**GIVEN TASK**
Transcribe the material exactly. Images do not belong in the copy.

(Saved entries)
[START]

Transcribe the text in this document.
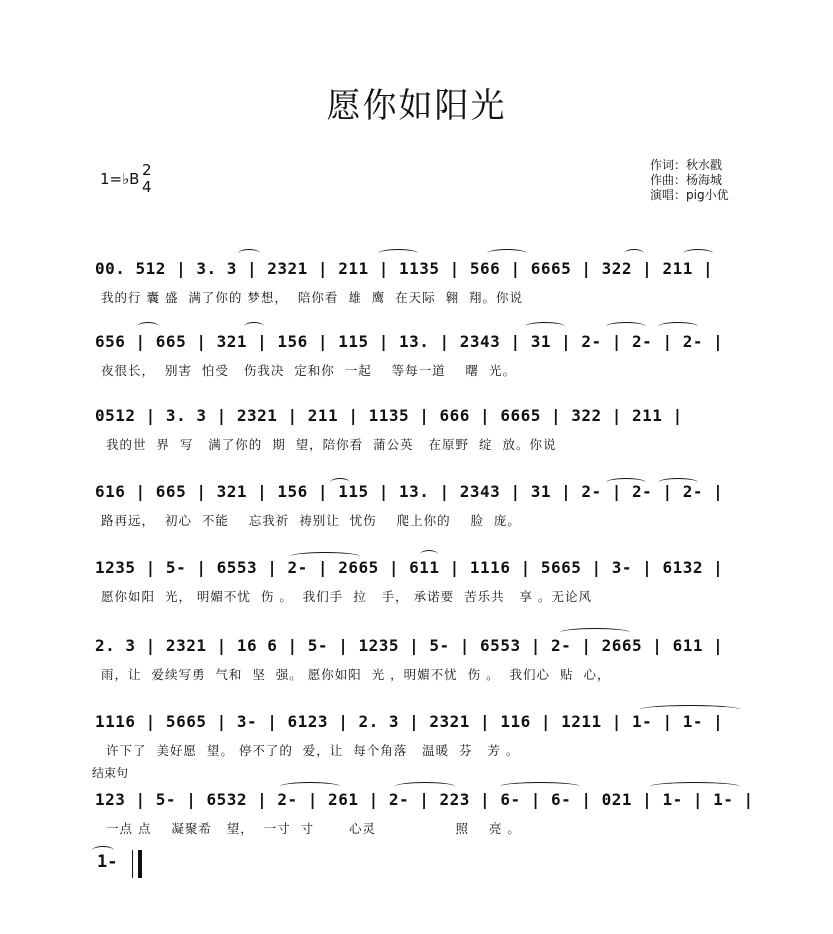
愿你如阳光
1=♭B 2
4
作词：秋水戳
作曲：杨海城
演唱：pig小优
00. 512 | 3. 3 | 2321 | 211 | 1135 | 566 | 6665 | 322 | 211 |
我的行 囊 盛  满了你的 梦想，  陪你看  雄  鹰  在天际  翱  翔。你说
656 | 665 | 321 | 156 | 115 | 13. | 2343 | 31 | 2- | 2- | 2- |
夜很长，  别害  怕受   伤我决  定和你  一起    等每一道    曙  光。
0512 | 3. 3 | 2321 | 211 | 1135 | 666 | 6665 | 322 | 211 |
我的世  界  写   满了你的  期  望，陪你看  蒲公英   在原野  绽  放。你说
616 | 665 | 321 | 156 | 115 | 13. | 2343 | 31 | 2- | 2- | 2- |
路再远，  初心  不能    忘我祈  祷别让  忧伤    爬上你的    脸  庞。
1235 | 5- | 6553 | 2- | 2665 | 611 | 1116 | 5665 | 3- | 6132 |
愿你如阳  光， 明媚不忧  伤 。  我们手  拉   手， 承诺要  苦乐共   享 。无论风
2. 3 | 2321 | 16 6 | 5- | 1235 | 5- | 6553 | 2- | 2665 | 611 |
雨，让  爱续写勇  气和  坚  强。 愿你如阳  光 ，明媚不忧  伤 。  我们心  贴  心，
1116 | 5665 | 3- | 6123 | 2. 3 | 2321 | 116 | 1211 | 1- | 1- |
许下了  美好愿  望。 停不了的  爱，让  每个角落   温暖  芬   芳 。
结束句
123 | 5- | 6532 | 2- | 261 | 2- | 223 | 6- | 6- | 021 | 1- | 1- |
一点 点    凝聚希   望，  一寸  寸       心灵                照    亮 。
1-
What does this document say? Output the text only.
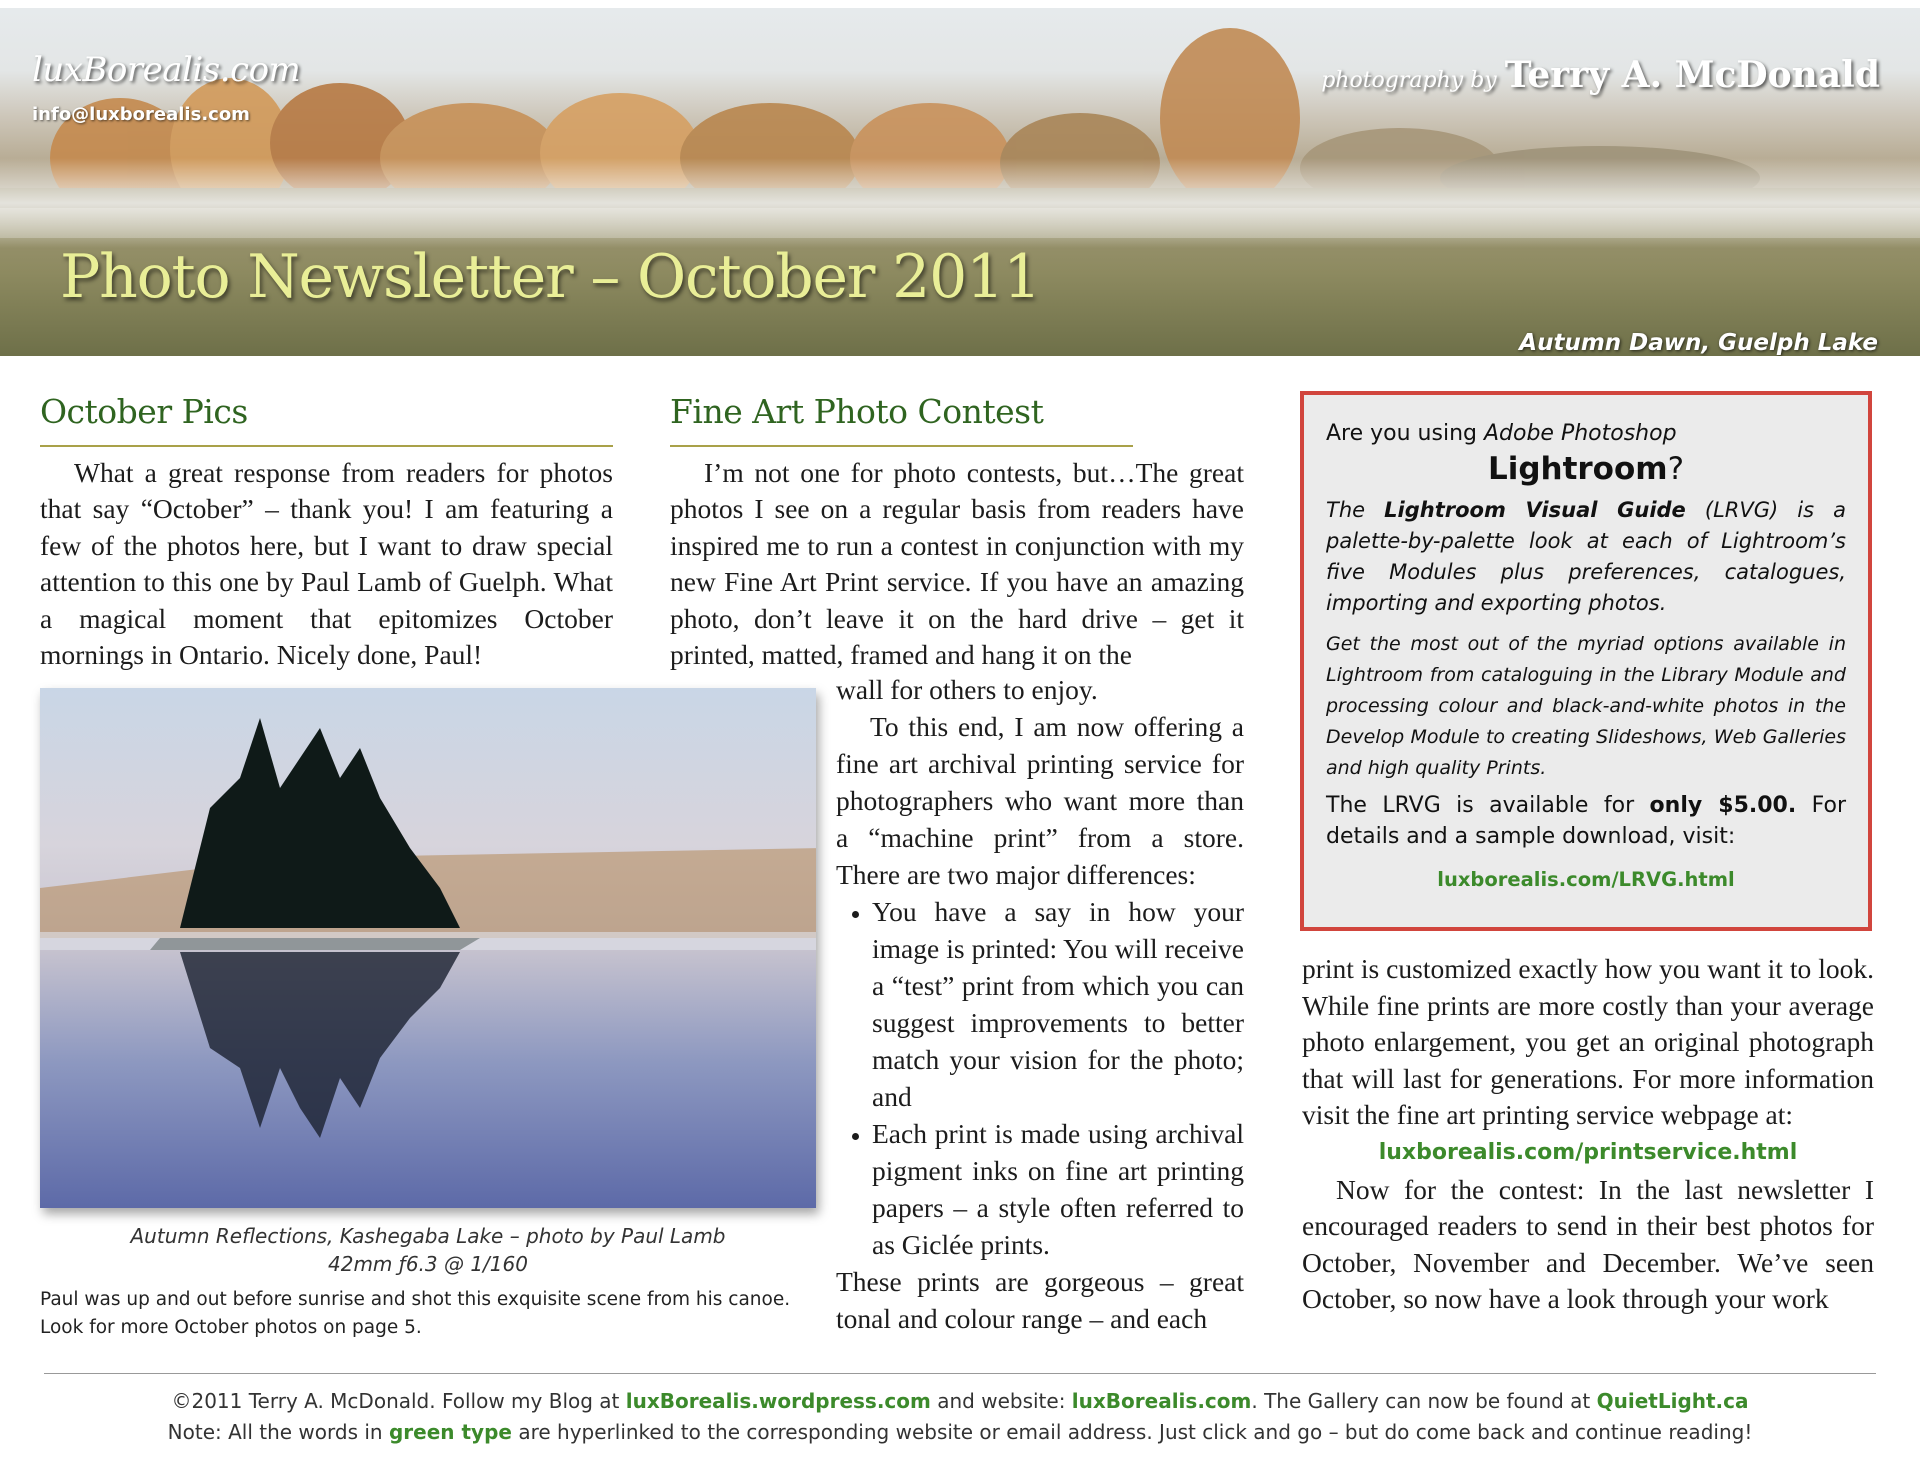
luxBorealis.com
info@luxborealis.com
photography by Terry A. McDonald
Photo Newsletter – October 2011
Autumn Dawn, Guelph Lake
October Pics

What a great response from readers for photos that say “October” – thank you! I am featuring a few of the photos here, but I want to draw special attention to this one by Paul Lamb of Guelph. What a magical moment that epitomizes October mornings in Ontario. Nicely done, Paul!

Autumn Reflections, Kashegaba Lake – photo by Paul Lamb
42mm ƒ6.3 @ 1/160
Paul was up and out before sunrise and shot this exquisite scene from his canoe.
Look for more October photos on page 5.
Fine Art Photo Contest

I’m not one for photo contests, but…The great photos I see on a regular basis from readers have inspired me to run a contest in conjunction with my new Fine Art Print service. If you have an amazing photo, don’t leave it on the hard drive – get it printed, matted, framed and hang it on the

wall for others to enjoy.

To this end, I am now offering a fine art archival printing service for photographers who want more than a “machine print” from a store. There are two major differences:

• You have a say in how your image is printed: You will receive a “test” print from which you can suggest improvements to better match your vision for the photo; and
• Each print is made using archival pigment inks on fine art printing papers – a style often referred to as Giclée prints.

These prints are gorgeous – great tonal and colour range – and each

Are you using Adobe Photoshop
Lightroom?
The Lightroom Visual Guide (LRVG) is a palette-by-palette look at each of Lightroom’s five Modules plus preferences, catalogues, importing and exporting photos.
Get the most out of the myriad options available in Lightroom from cataloguing in the Library Module and processing colour and black-and-white photos in the Develop Module to creating Slideshows, Web Galleries and high quality Prints.
The LRVG is available for only $5.00. For details and a sample download, visit:
luxborealis.com/LRVG.html

print is customized exactly how you want it to look. While fine prints are more costly than your average photo enlargement, you get an original photograph that will last for generations. For more information visit the fine art printing service webpage at:

luxborealis.com/printservice.html

Now for the contest: In the last newsletter I encouraged readers to send in their best photos for October, November and December. We’ve seen October, so now have a look through your work

©2011 Terry A. McDonald. Follow my Blog at luxBorealis.wordpress.com and website: luxBorealis.com. The Gallery can now be found at QuietLight.ca
Note: All the words in green type are hyperlinked to the corresponding website or email address. Just click and go – but do come back and continue reading!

[END]

**EXERCISE OUTPUT**
Transcribe the text in this document.
愿你如阳光
1=♭B 2
4
作词：秋水戳
作曲：杨海城
演唱：pig小优
00. 512 | 3. 3 | 2321 | 211 | 1135 | 566 | 6665 | 322 | 211 |
我的行 囊 盛  满了你的 梦想，  陪你看  雄  鹰  在天际  翱  翔。你说
656 | 665 | 321 | 156 | 115 | 13. | 2343 | 31 | 2- | 2- | 2- |
夜很长，  别害  怕受   伤我决  定和你  一起    等每一道    曙  光。
0512 | 3. 3 | 2321 | 211 | 1135 | 666 | 6665 | 322 | 211 |
我的世  界  写   满了你的  期  望，陪你看  蒲公英   在原野  绽  放。你说
616 | 665 | 321 | 156 | 115 | 13. | 2343 | 31 | 2- | 2- | 2- |
路再远，  初心  不能    忘我祈  祷别让  忧伤    爬上你的    脸  庞。
1235 | 5- | 6553 | 2- | 2665 | 611 | 1116 | 5665 | 3- | 6132 |
愿你如阳  光， 明媚不忧  伤 。  我们手  拉   手， 承诺要  苦乐共   享 。无论风
2. 3 | 2321 | 16 6 | 5- | 1235 | 5- | 6553 | 2- | 2665 | 611 |
雨，让  爱续写勇  气和  坚  强。 愿你如阳  光 ，明媚不忧  伤 。  我们心  贴  心，
1116 | 5665 | 3- | 6123 | 2. 3 | 2321 | 116 | 1211 | 1- | 1- |
许下了  美好愿  望。 停不了的  爱，让  每个角落   温暖  芬   芳 。
结束句
123 | 5- | 6532 | 2- | 261 | 2- | 223 | 6- | 6- | 021 | 1- | 1- |
一点 点    凝聚希   望，  一寸  寸       心灵                照    亮 。
1-
What does this document say? Output the text only.
luxBorealis.com
info@luxborealis.com
photography by Terry A. McDonald
Photo Newsletter – October 2011
Autumn Dawn, Guelph Lake
October Pics

What a great response from readers for photos that say “October” – thank you! I am featuring a few of the photos here, but I want to draw special attention to this one by Paul Lamb of Guelph. What a magical moment that epitomizes October mornings in Ontario. Nicely done, Paul!

Autumn Reflections, Kashegaba Lake – photo by Paul Lamb
42mm ƒ6.3 @ 1/160
Paul was up and out before sunrise and shot this exquisite scene from his canoe.
Look for more October photos on page 5.
Fine Art Photo Contest

I’m not one for photo contests, but…The great photos I see on a regular basis from readers have inspired me to run a contest in conjunction with my new Fine Art Print service. If you have an amazing photo, don’t leave it on the hard drive – get it printed, matted, framed and hang it on the

wall for others to enjoy.

To this end, I am now offering a fine art archival printing service for photographers who want more than a “machine print” from a store. There are two major differences:

• You have a say in how your image is printed: You will receive a “test” print from which you can suggest improvements to better match your vision for the photo; and
• Each print is made using archival pigment inks on fine art printing papers – a style often referred to as Giclée prints.

These prints are gorgeous – great tonal and colour range – and each

Are you using Adobe Photoshop
Lightroom?
The Lightroom Visual Guide (LRVG) is a palette-by-palette look at each of Lightroom’s five Modules plus preferences, catalogues, importing and exporting photos.
Get the most out of the myriad options available in Lightroom from cataloguing in the Library Module and processing colour and black-and-white photos in the Develop Module to creating Slideshows, Web Galleries and high quality Prints.
The LRVG is available for only $5.00. For details and a sample download, visit:
luxborealis.com/LRVG.html

print is customized exactly how you want it to look. While fine prints are more costly than your average photo enlargement, you get an original photograph that will last for generations. For more information visit the fine art printing service webpage at:

luxborealis.com/printservice.html

Now for the contest: In the last newsletter I encouraged readers to send in their best photos for October, November and December. We’ve seen October, so now have a look through your work

©2011 Terry A. McDonald. Follow my Blog at luxBorealis.wordpress.com and website: luxBorealis.com. The Gallery can now be found at QuietLight.ca
Note: All the words in green type are hyperlinked to the corresponding website or email address. Just click and go – but do come back and continue reading!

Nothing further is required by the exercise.